TASK DIRECTIONS:
Every line below is to be copied exactly, with the pictures left out.

INPUT:
· · ·

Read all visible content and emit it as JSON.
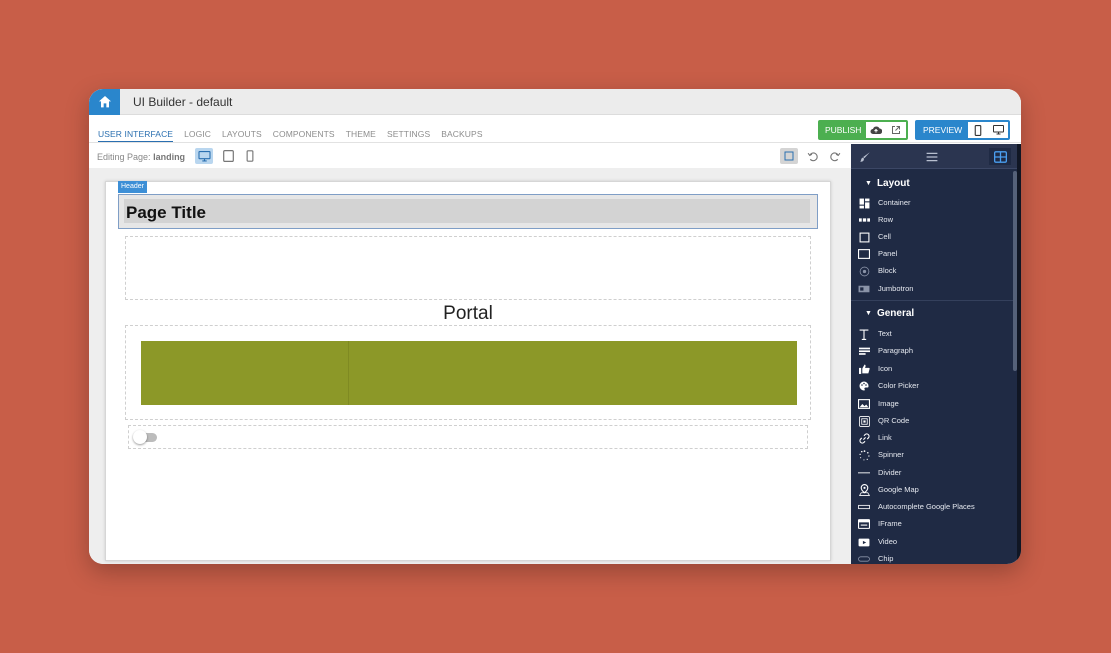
{
  "app": {
    "title": "UI Builder - default"
  },
  "nav": {
    "tabs": [
      {
        "label": "USER INTERFACE"
      },
      {
        "label": "LOGIC"
      },
      {
        "label": "LAYOUTS"
      },
      {
        "label": "COMPONENTS"
      },
      {
        "label": "THEME"
      },
      {
        "label": "SETTINGS"
      },
      {
        "label": "BACKUPS"
      }
    ],
    "publish_label": "PUBLISH",
    "preview_label": "PREVIEW"
  },
  "toolbar": {
    "editing_prefix": "Editing Page:",
    "page_name": "landing"
  },
  "canvas": {
    "header_tag": "Header",
    "page_title": "Page Title",
    "portal_text": "Portal",
    "block_color": "#8c9828"
  },
  "sidebar": {
    "layout_title": "Layout",
    "layout_items": [
      {
        "label": "Container",
        "icon": "container-icon"
      },
      {
        "label": "Row",
        "icon": "row-icon"
      },
      {
        "label": "Cell",
        "icon": "cell-icon"
      },
      {
        "label": "Panel",
        "icon": "panel-icon"
      },
      {
        "label": "Block",
        "icon": "block-icon"
      },
      {
        "label": "Jumbotron",
        "icon": "jumbotron-icon"
      }
    ],
    "general_title": "General",
    "general_items": [
      {
        "label": "Text",
        "icon": "text-icon"
      },
      {
        "label": "Paragraph",
        "icon": "paragraph-icon"
      },
      {
        "label": "Icon",
        "icon": "thumbs-up-icon"
      },
      {
        "label": "Color Picker",
        "icon": "palette-icon"
      },
      {
        "label": "Image",
        "icon": "image-icon"
      },
      {
        "label": "QR Code",
        "icon": "qr-code-icon"
      },
      {
        "label": "Link",
        "icon": "link-icon"
      },
      {
        "label": "Spinner",
        "icon": "spinner-icon"
      },
      {
        "label": "Divider",
        "icon": "divider-icon"
      },
      {
        "label": "Google Map",
        "icon": "map-pin-icon"
      },
      {
        "label": "Autocomplete Google Places",
        "icon": "input-icon"
      },
      {
        "label": "IFrame",
        "icon": "iframe-icon"
      },
      {
        "label": "Video",
        "icon": "video-icon"
      },
      {
        "label": "Chip",
        "icon": "chip-icon"
      }
    ]
  },
  "colors": {
    "accent_blue": "#2a86cc",
    "publish_green": "#4caf50",
    "sidebar_bg": "#1f2a44"
  }
}
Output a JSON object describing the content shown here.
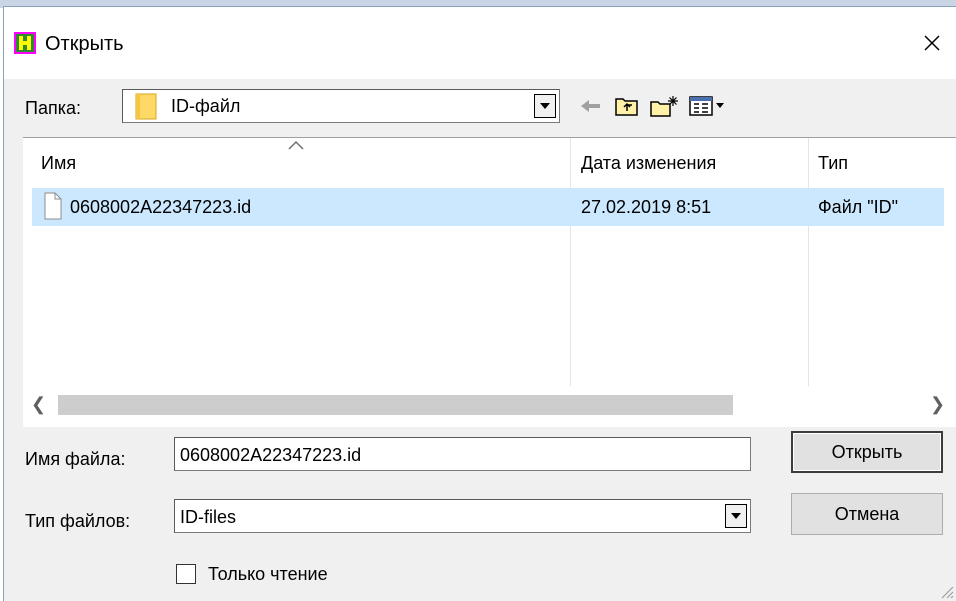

· · ·

THE ANSWER:
Read all visible content and emit it as JSON.
{
  "app": {
    "title": "UI Builder - default"
  },
  "nav": {
    "tabs": [
      {
        "label": "USER INTERFACE"
      },
      {
        "label": "LOGIC"
      },
      {
        "label": "LAYOUTS"
      },
      {
        "label": "COMPONENTS"
      },
      {
        "label": "THEME"
      },
      {
        "label": "SETTINGS"
      },
      {
        "label": "BACKUPS"
      }
    ],
    "publish_label": "PUBLISH",
    "preview_label": "PREVIEW"
  },
  "toolbar": {
    "editing_prefix": "Editing Page:",
    "page_name": "landing"
  },
  "canvas": {
    "header_tag": "Header",
    "page_title": "Page Title",
    "portal_text": "Portal",
    "block_color": "#8c9828"
  },
  "sidebar": {
    "layout_title": "Layout",
    "layout_items": [
      {
        "label": "Container",
        "icon": "container-icon"
      },
      {
        "label": "Row",
        "icon": "row-icon"
      },
      {
        "label": "Cell",
        "icon": "cell-icon"
      },
      {
        "label": "Panel",
        "icon": "panel-icon"
      },
      {
        "label": "Block",
        "icon": "block-icon"
      },
      {
        "label": "Jumbotron",
        "icon": "jumbotron-icon"
      }
    ],
    "general_title": "General",
    "general_items": [
      {
        "label": "Text",
        "icon": "text-icon"
      },
      {
        "label": "Paragraph",
        "icon": "paragraph-icon"
      },
      {
        "label": "Icon",
        "icon": "thumbs-up-icon"
      },
      {
        "label": "Color Picker",
        "icon": "palette-icon"
      },
      {
        "label": "Image",
        "icon": "image-icon"
      },
      {
        "label": "QR Code",
        "icon": "qr-code-icon"
      },
      {
        "label": "Link",
        "icon": "link-icon"
      },
      {
        "label": "Spinner",
        "icon": "spinner-icon"
      },
      {
        "label": "Divider",
        "icon": "divider-icon"
      },
      {
        "label": "Google Map",
        "icon": "map-pin-icon"
      },
      {
        "label": "Autocomplete Google Places",
        "icon": "input-icon"
      },
      {
        "label": "IFrame",
        "icon": "iframe-icon"
      },
      {
        "label": "Video",
        "icon": "video-icon"
      },
      {
        "label": "Chip",
        "icon": "chip-icon"
      }
    ]
  },
  "colors": {
    "accent_blue": "#2a86cc",
    "publish_green": "#4caf50",
    "sidebar_bg": "#1f2a44"
  }
}
Output a JSON object describing the content shown here.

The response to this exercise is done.